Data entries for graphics
****************************************
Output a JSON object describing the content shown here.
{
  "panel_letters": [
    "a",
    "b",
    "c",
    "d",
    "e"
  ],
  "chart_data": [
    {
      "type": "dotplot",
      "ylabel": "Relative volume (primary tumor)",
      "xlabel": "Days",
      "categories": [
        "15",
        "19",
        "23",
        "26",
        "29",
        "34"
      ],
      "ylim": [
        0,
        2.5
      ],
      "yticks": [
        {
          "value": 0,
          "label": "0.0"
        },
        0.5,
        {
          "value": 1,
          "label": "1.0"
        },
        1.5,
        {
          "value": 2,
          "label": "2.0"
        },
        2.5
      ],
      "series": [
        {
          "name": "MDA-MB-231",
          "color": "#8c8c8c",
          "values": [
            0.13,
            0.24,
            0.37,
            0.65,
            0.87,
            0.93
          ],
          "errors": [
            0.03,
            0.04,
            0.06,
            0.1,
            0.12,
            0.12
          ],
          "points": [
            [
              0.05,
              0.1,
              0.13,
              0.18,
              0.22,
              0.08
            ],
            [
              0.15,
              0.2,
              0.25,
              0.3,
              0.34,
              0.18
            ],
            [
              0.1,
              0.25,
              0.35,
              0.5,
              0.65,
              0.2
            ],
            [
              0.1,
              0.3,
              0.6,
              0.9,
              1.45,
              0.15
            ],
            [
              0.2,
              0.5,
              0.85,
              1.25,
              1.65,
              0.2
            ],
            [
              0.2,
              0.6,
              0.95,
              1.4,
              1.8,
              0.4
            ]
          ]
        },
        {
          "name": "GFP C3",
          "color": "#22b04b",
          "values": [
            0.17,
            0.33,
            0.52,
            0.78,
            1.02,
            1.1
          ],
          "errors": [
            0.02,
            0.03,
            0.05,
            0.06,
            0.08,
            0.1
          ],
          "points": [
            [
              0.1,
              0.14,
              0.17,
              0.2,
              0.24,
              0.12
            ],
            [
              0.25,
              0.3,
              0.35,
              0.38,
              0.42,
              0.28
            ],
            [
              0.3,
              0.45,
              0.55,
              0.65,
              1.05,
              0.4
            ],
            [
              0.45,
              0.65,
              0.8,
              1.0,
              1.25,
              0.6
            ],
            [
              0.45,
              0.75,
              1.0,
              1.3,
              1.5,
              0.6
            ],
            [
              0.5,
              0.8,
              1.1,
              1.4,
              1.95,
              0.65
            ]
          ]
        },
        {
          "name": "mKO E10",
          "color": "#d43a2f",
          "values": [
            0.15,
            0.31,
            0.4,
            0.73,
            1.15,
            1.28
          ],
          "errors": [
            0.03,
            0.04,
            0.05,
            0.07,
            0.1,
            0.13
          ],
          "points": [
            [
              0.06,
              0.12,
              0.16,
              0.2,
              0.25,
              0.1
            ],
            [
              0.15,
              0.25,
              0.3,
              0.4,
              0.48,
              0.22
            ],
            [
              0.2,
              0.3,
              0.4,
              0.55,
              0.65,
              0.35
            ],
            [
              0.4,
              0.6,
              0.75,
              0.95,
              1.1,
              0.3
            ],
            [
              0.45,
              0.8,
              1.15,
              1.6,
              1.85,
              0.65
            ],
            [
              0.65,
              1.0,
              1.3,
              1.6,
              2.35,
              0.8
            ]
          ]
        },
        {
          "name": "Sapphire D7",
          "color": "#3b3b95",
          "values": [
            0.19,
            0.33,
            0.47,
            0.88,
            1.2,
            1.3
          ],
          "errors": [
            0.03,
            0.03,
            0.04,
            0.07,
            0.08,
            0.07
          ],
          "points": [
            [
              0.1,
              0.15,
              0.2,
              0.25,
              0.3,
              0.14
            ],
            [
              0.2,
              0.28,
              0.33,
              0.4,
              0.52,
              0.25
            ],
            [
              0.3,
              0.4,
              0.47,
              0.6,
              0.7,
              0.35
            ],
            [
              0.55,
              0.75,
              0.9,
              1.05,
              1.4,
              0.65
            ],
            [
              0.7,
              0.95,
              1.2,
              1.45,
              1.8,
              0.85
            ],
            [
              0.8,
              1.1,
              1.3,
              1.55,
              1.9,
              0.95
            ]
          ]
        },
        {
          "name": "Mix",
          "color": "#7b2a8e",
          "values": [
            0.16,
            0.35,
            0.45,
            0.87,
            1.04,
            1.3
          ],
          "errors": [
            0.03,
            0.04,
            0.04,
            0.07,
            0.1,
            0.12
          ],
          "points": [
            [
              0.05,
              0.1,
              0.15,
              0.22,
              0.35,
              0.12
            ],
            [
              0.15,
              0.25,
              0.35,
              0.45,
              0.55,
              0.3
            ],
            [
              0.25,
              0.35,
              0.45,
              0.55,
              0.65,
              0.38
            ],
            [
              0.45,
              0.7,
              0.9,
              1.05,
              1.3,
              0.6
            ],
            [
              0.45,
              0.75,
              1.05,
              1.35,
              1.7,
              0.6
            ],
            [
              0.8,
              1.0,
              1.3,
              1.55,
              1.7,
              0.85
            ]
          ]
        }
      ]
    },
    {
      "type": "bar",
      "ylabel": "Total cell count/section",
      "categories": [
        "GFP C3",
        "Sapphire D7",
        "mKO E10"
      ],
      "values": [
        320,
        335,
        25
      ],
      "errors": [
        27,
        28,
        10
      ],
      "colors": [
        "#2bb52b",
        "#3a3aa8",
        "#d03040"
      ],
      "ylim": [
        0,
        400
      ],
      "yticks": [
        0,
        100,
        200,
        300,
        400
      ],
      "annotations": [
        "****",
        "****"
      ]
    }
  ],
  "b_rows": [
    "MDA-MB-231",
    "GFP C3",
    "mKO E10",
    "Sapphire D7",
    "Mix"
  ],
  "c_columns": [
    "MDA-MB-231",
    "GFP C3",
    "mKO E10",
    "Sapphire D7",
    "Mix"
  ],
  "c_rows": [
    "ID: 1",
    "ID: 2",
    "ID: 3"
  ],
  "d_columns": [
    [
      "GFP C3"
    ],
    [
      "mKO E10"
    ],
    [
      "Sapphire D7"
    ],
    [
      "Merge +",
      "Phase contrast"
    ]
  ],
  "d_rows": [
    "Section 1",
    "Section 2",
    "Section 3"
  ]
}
****************************************
# Instructions to follow
For this exercise, repeat the data above exactly.

# Finished exercise
Output a JSON object describing the content shown here.
{
  "panel_letters": [
    "a",
    "b",
    "c",
    "d",
    "e"
  ],
  "chart_data": [
    {
      "type": "dotplot",
      "ylabel": "Relative volume (primary tumor)",
      "xlabel": "Days",
      "categories": [
        "15",
        "19",
        "23",
        "26",
        "29",
        "34"
      ],
      "ylim": [
        0,
        2.5
      ],
      "yticks": [
        {
          "value": 0,
          "label": "0.0"
        },
        0.5,
        {
          "value": 1,
          "label": "1.0"
        },
        1.5,
        {
          "value": 2,
          "label": "2.0"
        },
        2.5
      ],
      "series": [
        {
          "name": "MDA-MB-231",
          "color": "#8c8c8c",
          "values": [
            0.13,
            0.24,
            0.37,
            0.65,
            0.87,
            0.93
          ],
          "errors": [
            0.03,
            0.04,
            0.06,
            0.1,
            0.12,
            0.12
          ],
          "points": [
            [
              0.05,
              0.1,
              0.13,
              0.18,
              0.22,
              0.08
            ],
            [
              0.15,
              0.2,
              0.25,
              0.3,
              0.34,
              0.18
            ],
            [
              0.1,
              0.25,
              0.35,
              0.5,
              0.65,
              0.2
            ],
            [
              0.1,
              0.3,
              0.6,
              0.9,
              1.45,
              0.15
            ],
            [
              0.2,
              0.5,
              0.85,
              1.25,
              1.65,
              0.2
            ],
            [
              0.2,
              0.6,
              0.95,
              1.4,
              1.8,
              0.4
            ]
          ]
        },
        {
          "name": "GFP C3",
          "color": "#22b04b",
          "values": [
            0.17,
            0.33,
            0.52,
            0.78,
            1.02,
            1.1
          ],
          "errors": [
            0.02,
            0.03,
            0.05,
            0.06,
            0.08,
            0.1
          ],
          "points": [
            [
              0.1,
              0.14,
              0.17,
              0.2,
              0.24,
              0.12
            ],
            [
              0.25,
              0.3,
              0.35,
              0.38,
              0.42,
              0.28
            ],
            [
              0.3,
              0.45,
              0.55,
              0.65,
              1.05,
              0.4
            ],
            [
              0.45,
              0.65,
              0.8,
              1.0,
              1.25,
              0.6
            ],
            [
              0.45,
              0.75,
              1.0,
              1.3,
              1.5,
              0.6
            ],
            [
              0.5,
              0.8,
              1.1,
              1.4,
              1.95,
              0.65
            ]
          ]
        },
        {
          "name": "mKO E10",
          "color": "#d43a2f",
          "values": [
            0.15,
            0.31,
            0.4,
            0.73,
            1.15,
            1.28
          ],
          "errors": [
            0.03,
            0.04,
            0.05,
            0.07,
            0.1,
            0.13
          ],
          "points": [
            [
              0.06,
              0.12,
              0.16,
              0.2,
              0.25,
              0.1
            ],
            [
              0.15,
              0.25,
              0.3,
              0.4,
              0.48,
              0.22
            ],
            [
              0.2,
              0.3,
              0.4,
              0.55,
              0.65,
              0.35
            ],
            [
              0.4,
              0.6,
              0.75,
              0.95,
              1.1,
              0.3
            ],
            [
              0.45,
              0.8,
              1.15,
              1.6,
              1.85,
              0.65
            ],
            [
              0.65,
              1.0,
              1.3,
              1.6,
              2.35,
              0.8
            ]
          ]
        },
        {
          "name": "Sapphire D7",
          "color": "#3b3b95",
          "values": [
            0.19,
            0.33,
            0.47,
            0.88,
            1.2,
            1.3
          ],
          "errors": [
            0.03,
            0.03,
            0.04,
            0.07,
            0.08,
            0.07
          ],
          "points": [
            [
              0.1,
              0.15,
              0.2,
              0.25,
              0.3,
              0.14
            ],
            [
              0.2,
              0.28,
              0.33,
              0.4,
              0.52,
              0.25
            ],
            [
              0.3,
              0.4,
              0.47,
              0.6,
              0.7,
              0.35
            ],
            [
              0.55,
              0.75,
              0.9,
              1.05,
              1.4,
              0.65
            ],
            [
              0.7,
              0.95,
              1.2,
              1.45,
              1.8,
              0.85
            ],
            [
              0.8,
              1.1,
              1.3,
              1.55,
              1.9,
              0.95
            ]
          ]
        },
        {
          "name": "Mix",
          "color": "#7b2a8e",
          "values": [
            0.16,
            0.35,
            0.45,
            0.87,
            1.04,
            1.3
          ],
          "errors": [
            0.03,
            0.04,
            0.04,
            0.07,
            0.1,
            0.12
          ],
          "points": [
            [
              0.05,
              0.1,
              0.15,
              0.22,
              0.35,
              0.12
            ],
            [
              0.15,
              0.25,
              0.35,
              0.45,
              0.55,
              0.3
            ],
            [
              0.25,
              0.35,
              0.45,
              0.55,
              0.65,
              0.38
            ],
            [
              0.45,
              0.7,
              0.9,
              1.05,
              1.3,
              0.6
            ],
            [
              0.45,
              0.75,
              1.05,
              1.35,
              1.7,
              0.6
            ],
            [
              0.8,
              1.0,
              1.3,
              1.55,
              1.7,
              0.85
            ]
          ]
        }
      ]
    },
    {
      "type": "bar",
      "ylabel": "Total cell count/section",
      "categories": [
        "GFP C3",
        "Sapphire D7",
        "mKO E10"
      ],
      "values": [
        320,
        335,
        25
      ],
      "errors": [
        27,
        28,
        10
      ],
      "colors": [
        "#2bb52b",
        "#3a3aa8",
        "#d03040"
      ],
      "ylim": [
        0,
        400
      ],
      "yticks": [
        0,
        100,
        200,
        300,
        400
      ],
      "annotations": [
        "****",
        "****"
      ]
    }
  ],
  "b_rows": [
    "MDA-MB-231",
    "GFP C3",
    "mKO E10",
    "Sapphire D7",
    "Mix"
  ],
  "c_columns": [
    "MDA-MB-231",
    "GFP C3",
    "mKO E10",
    "Sapphire D7",
    "Mix"
  ],
  "c_rows": [
    "ID: 1",
    "ID: 2",
    "ID: 3"
  ],
  "d_columns": [
    [
      "GFP C3"
    ],
    [
      "mKO E10"
    ],
    [
      "Sapphire D7"
    ],
    [
      "Merge +",
      "Phase contrast"
    ]
  ],
  "d_rows": [
    "Section 1",
    "Section 2",
    "Section 3"
  ]
}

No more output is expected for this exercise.